**Text shown**
The visual inspection is very quick to rule out a fault in the CH sub-components that are located on the upper floor of the house, for the simple reason, that water is excellent in leaving a trace due to gravity. And ceilings show such trace very quickly.

System decomposition continues by isolation of the Hot water tank and most importantly, the isolation of the actual boiler which is responsible for its own category of faults. Sub-components of the boiler such as the expansion vessel, heat exchange and air vent element can be easily tested. Thus like software testing, we can easily rule out sub-systems due to the error/fault identified. Also, isolating the boiler and analysing the two “components” separately seems very much like a move from system test to unit test.

**Data to examine**
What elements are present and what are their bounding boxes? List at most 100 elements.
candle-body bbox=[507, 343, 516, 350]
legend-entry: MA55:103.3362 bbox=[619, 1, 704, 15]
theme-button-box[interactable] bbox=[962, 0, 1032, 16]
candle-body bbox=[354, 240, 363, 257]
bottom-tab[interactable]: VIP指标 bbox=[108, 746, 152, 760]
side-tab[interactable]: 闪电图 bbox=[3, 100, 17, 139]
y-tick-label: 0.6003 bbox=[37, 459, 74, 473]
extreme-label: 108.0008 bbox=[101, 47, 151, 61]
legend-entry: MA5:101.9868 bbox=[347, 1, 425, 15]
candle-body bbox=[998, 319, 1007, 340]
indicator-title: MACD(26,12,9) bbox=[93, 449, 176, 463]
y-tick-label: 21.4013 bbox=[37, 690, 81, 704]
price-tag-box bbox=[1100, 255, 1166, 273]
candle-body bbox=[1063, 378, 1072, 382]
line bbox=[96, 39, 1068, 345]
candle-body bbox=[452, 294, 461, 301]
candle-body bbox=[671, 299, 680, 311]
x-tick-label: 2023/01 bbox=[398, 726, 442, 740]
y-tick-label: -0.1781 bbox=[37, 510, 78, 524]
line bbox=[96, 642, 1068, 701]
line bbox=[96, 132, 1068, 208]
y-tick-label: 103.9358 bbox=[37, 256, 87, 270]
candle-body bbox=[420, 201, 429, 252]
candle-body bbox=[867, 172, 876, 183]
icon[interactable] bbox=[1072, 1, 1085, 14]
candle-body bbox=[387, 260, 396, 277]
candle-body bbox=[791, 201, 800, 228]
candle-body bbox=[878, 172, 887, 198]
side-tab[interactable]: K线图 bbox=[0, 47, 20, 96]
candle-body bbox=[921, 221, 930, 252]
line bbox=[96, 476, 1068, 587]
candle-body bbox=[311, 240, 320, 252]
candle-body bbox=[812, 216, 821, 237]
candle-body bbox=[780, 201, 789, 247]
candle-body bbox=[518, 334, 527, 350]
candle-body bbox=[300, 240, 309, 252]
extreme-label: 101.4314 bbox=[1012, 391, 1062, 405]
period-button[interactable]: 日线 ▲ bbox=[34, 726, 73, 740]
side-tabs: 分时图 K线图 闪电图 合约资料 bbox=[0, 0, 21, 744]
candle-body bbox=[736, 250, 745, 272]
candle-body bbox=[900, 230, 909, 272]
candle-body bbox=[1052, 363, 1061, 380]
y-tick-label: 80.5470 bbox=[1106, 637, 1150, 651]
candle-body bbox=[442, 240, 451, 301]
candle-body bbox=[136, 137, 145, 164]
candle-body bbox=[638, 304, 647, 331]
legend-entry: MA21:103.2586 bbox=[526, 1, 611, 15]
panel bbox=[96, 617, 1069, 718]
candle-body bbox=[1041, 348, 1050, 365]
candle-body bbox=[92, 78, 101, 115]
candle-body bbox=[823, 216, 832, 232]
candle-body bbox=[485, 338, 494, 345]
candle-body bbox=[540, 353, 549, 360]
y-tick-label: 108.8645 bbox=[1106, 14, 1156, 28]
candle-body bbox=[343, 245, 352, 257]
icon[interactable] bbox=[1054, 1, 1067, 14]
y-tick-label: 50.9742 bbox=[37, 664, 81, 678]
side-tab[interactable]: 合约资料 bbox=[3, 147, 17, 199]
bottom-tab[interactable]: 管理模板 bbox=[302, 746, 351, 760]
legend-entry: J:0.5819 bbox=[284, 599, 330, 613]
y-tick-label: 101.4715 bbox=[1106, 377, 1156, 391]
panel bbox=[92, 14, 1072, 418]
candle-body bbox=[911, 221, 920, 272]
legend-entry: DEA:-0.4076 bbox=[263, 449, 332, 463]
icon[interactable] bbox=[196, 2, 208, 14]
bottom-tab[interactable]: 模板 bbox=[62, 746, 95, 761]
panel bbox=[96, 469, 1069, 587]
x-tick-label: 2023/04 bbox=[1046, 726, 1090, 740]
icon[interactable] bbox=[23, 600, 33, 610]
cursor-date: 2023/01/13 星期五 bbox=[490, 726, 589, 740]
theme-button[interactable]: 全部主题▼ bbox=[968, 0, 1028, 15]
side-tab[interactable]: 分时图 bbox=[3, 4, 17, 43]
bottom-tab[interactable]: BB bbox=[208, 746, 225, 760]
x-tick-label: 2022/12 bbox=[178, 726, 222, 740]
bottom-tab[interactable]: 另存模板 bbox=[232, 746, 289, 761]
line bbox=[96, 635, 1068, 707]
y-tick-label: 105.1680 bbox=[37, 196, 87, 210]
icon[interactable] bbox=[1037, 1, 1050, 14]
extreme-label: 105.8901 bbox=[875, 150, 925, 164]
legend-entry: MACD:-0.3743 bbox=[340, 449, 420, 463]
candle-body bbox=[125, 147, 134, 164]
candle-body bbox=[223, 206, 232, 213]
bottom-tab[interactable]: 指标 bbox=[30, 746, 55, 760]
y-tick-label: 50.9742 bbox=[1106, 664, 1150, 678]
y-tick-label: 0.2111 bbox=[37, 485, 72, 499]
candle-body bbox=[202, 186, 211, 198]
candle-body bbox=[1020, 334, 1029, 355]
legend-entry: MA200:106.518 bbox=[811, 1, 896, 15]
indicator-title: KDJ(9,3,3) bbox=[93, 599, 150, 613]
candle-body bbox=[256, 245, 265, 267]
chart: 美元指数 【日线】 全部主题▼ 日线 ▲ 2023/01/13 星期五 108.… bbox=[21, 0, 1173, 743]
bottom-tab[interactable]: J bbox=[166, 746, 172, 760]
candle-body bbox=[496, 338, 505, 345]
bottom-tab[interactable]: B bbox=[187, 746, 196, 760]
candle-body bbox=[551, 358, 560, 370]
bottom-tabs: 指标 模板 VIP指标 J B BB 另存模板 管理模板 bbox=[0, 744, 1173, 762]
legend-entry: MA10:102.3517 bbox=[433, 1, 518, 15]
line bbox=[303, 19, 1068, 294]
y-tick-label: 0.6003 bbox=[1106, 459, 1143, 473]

**Required actions**
a – Retype the central heating passage between "The visual inspection" and "trace very quickly.", inclusive.
b – Write what comes next in the passage on isolating central heating faults, starting after its last sentence.

**Responses to the tasks**
a –
The visual inspection is very quick to rule out a fault in the CH sub-components that are located on the upper floor of the house, for the simple reason, that water is excellent in leaving a trace due to gravity. And ceilings show such trace very quickly.

b –
System State

Setting a software system to known state, where variables have prescribed / defined values is an important part of fault detection.  Leak detection as executed by the engineers in the domestic context follows a similar route. Prior to arrival, it was expected that the CH would be heating the environment. As noted earlier this is essential in order to map the architecture. The CH system is further reset to a known state by draining the system of water. This state allows key tests such as compressed air and hydrogen to be carried out. Tests are done by walking around the CH pipe route and using the stethoscope or testing for escape of Hydrogen test using special equipment. This is equivalent to doing a line by line execution of a program and checking the values of variables. E.g. what is the value of a thermostatic valve of a given radiator? There are also expected values and values that indicate a problem.

Mock Objects

The use of both compressed air and hydrogen testing are reminiscent of mock objectsIn object oriented programming, mock objects are simulated objects that replicate the behaviour of real objects as part of a software testing initiative. They are a useful alternative when the real object is slow or does not yet exhibit fault characteristics or where information for test purposes is required. The use of hydrogen and its subsequent detection process there provides an immediate outcome that contributes to the fault analysis.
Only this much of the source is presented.